Stated goal: List each line in which the string "minutes" appears.

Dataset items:
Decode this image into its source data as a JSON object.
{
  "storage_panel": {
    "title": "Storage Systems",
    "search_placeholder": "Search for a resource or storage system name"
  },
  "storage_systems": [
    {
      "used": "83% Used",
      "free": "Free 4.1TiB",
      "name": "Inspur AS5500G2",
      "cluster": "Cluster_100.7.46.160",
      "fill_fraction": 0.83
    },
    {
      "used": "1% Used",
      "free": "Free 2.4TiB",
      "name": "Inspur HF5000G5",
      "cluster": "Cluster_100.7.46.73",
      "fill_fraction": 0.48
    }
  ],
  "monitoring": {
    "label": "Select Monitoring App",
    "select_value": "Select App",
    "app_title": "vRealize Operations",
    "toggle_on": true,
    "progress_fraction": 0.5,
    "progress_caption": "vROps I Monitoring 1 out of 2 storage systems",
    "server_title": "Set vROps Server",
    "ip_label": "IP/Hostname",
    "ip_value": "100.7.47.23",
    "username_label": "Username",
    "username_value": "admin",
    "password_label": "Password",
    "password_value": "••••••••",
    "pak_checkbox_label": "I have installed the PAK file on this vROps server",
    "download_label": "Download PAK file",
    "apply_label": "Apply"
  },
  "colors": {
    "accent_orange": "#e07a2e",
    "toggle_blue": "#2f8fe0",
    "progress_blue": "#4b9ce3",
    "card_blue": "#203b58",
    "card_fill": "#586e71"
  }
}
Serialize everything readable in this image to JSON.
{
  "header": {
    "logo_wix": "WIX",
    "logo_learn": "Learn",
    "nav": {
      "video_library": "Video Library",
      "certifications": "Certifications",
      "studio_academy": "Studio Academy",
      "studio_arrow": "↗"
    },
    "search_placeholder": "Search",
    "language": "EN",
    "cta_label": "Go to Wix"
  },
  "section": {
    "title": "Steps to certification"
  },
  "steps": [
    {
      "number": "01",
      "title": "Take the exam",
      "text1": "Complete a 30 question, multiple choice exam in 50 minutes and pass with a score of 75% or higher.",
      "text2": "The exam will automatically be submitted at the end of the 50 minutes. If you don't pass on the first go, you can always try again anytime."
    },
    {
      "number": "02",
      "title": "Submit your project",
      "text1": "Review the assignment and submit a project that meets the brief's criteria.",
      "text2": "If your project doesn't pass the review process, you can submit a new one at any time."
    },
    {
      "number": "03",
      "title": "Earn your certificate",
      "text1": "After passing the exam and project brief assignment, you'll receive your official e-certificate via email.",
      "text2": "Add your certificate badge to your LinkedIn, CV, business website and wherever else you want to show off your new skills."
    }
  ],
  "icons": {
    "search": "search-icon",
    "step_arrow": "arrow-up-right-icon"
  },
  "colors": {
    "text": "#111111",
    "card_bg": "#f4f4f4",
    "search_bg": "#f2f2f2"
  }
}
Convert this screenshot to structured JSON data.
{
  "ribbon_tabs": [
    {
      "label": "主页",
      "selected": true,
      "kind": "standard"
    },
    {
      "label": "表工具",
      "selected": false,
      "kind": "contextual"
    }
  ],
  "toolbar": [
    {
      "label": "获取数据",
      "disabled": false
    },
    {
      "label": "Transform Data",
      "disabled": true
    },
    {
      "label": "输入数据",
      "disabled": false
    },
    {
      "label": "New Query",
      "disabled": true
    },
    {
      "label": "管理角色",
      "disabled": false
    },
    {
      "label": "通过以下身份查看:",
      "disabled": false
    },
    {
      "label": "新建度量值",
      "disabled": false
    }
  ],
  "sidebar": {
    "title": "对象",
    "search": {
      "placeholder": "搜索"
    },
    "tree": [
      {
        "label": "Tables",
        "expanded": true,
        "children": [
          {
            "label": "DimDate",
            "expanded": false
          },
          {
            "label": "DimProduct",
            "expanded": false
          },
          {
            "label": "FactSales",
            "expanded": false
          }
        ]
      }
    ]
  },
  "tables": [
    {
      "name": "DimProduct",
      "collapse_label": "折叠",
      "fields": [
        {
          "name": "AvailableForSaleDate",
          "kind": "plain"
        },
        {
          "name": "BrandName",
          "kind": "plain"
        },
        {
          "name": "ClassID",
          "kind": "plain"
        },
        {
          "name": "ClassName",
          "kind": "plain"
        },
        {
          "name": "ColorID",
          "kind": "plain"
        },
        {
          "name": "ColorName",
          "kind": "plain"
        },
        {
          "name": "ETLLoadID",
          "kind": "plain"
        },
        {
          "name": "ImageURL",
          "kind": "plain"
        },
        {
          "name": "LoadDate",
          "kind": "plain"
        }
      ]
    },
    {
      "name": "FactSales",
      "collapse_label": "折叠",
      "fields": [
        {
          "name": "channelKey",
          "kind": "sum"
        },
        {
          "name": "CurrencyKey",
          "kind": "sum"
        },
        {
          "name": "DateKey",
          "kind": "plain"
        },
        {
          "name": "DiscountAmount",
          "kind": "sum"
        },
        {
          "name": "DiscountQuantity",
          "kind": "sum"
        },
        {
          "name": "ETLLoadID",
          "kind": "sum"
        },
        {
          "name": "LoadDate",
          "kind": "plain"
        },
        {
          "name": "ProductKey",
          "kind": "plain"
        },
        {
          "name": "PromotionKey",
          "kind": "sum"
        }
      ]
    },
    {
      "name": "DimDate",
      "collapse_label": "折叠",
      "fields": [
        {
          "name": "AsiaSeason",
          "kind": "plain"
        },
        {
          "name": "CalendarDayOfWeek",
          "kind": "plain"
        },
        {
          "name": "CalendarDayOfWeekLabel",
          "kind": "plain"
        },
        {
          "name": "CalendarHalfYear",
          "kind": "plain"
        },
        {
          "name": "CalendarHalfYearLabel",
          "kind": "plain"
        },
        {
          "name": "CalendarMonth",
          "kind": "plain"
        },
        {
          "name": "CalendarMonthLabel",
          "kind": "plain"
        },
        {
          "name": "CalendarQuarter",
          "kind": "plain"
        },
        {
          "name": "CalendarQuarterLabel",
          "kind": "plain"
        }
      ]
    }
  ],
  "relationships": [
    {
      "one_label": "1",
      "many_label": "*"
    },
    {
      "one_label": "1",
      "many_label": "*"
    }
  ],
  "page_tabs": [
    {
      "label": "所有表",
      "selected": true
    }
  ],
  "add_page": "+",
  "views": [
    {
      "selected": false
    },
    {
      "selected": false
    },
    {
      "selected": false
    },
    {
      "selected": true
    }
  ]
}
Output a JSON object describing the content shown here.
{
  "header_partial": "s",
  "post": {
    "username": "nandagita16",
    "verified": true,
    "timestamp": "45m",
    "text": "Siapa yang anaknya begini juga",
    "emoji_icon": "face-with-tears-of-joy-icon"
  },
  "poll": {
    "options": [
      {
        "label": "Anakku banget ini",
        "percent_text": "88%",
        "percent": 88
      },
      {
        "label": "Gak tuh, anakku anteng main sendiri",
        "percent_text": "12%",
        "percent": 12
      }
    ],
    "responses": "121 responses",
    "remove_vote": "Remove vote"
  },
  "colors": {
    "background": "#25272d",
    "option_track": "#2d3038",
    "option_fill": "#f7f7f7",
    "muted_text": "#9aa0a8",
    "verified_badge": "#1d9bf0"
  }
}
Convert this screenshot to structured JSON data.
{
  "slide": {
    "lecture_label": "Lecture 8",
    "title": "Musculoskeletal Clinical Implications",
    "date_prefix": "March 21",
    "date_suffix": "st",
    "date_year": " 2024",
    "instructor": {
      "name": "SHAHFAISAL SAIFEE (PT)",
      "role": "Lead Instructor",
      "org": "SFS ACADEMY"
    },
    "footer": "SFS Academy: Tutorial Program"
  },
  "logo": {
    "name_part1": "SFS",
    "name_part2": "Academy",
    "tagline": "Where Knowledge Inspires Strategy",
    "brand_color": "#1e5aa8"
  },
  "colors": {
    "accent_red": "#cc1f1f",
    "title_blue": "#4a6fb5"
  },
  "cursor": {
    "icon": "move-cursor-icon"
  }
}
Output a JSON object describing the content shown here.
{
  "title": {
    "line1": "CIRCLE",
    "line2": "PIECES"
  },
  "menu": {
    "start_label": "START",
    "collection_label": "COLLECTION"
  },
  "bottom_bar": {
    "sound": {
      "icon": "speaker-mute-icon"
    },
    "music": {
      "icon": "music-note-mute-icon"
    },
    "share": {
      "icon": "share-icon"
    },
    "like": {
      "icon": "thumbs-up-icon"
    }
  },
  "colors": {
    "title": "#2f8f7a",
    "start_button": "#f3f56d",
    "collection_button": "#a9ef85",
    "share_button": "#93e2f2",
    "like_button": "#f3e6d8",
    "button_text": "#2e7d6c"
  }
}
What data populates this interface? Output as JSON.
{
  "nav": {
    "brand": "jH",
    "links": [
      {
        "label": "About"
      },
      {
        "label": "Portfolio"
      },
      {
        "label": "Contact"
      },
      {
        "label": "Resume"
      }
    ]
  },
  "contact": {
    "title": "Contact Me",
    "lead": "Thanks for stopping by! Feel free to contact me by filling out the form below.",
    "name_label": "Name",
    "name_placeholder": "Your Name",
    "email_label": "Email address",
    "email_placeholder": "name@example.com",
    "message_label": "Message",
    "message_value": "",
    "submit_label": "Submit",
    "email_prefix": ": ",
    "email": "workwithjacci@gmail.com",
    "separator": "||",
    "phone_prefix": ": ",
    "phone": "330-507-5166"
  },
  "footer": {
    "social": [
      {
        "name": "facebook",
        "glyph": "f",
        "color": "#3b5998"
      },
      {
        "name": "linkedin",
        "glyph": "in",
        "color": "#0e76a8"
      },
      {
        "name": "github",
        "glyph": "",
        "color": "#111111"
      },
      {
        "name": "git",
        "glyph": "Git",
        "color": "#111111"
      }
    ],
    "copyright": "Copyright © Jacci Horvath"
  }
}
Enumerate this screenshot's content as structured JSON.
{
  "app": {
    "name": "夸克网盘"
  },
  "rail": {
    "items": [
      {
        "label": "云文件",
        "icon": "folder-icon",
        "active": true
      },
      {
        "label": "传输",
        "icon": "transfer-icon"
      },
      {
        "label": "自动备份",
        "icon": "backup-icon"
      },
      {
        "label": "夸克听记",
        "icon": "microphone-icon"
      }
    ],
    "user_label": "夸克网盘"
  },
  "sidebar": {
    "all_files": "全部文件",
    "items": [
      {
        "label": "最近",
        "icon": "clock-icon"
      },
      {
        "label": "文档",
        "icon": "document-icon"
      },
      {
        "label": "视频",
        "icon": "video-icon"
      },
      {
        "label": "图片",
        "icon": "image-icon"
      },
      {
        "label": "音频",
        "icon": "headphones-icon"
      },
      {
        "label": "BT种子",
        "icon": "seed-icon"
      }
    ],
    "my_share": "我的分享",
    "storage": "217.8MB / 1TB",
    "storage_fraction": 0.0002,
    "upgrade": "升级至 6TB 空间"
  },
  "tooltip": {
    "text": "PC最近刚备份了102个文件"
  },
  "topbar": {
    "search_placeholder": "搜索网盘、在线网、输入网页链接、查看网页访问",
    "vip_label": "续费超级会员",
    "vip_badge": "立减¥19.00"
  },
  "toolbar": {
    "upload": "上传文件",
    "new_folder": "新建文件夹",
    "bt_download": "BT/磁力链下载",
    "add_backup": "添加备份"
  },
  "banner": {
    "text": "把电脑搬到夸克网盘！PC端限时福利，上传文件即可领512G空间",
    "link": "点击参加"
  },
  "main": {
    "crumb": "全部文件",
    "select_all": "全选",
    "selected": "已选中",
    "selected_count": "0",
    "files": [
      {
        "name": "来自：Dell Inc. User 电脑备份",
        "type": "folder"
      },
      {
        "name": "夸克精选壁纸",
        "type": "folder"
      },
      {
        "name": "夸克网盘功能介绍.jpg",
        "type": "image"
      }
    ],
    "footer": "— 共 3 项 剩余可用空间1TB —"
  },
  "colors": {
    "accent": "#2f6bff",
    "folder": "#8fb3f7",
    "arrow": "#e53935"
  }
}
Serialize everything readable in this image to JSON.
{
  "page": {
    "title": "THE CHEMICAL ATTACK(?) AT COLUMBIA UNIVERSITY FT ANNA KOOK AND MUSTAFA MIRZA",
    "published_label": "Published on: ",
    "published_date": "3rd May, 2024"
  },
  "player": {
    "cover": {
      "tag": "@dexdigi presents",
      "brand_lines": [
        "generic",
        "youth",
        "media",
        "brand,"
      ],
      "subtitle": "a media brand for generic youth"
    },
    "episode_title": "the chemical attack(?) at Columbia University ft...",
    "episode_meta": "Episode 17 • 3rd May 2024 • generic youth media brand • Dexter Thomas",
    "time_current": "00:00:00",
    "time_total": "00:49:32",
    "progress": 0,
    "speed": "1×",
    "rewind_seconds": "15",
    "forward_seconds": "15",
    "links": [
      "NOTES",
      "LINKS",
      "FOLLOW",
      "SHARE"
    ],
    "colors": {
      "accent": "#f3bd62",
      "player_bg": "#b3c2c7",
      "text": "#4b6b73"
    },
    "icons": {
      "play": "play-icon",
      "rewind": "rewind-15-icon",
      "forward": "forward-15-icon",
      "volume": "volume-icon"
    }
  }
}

Finished exercise:
      "text1": "Complete a 30 question, multiple choice exam in 50 minutes and pass with a score of 75% or higher.",
      "text2": "The exam will automatically be submitted at the end of the 50 minutes. If you don't pass on the first go, you can always try again anytime."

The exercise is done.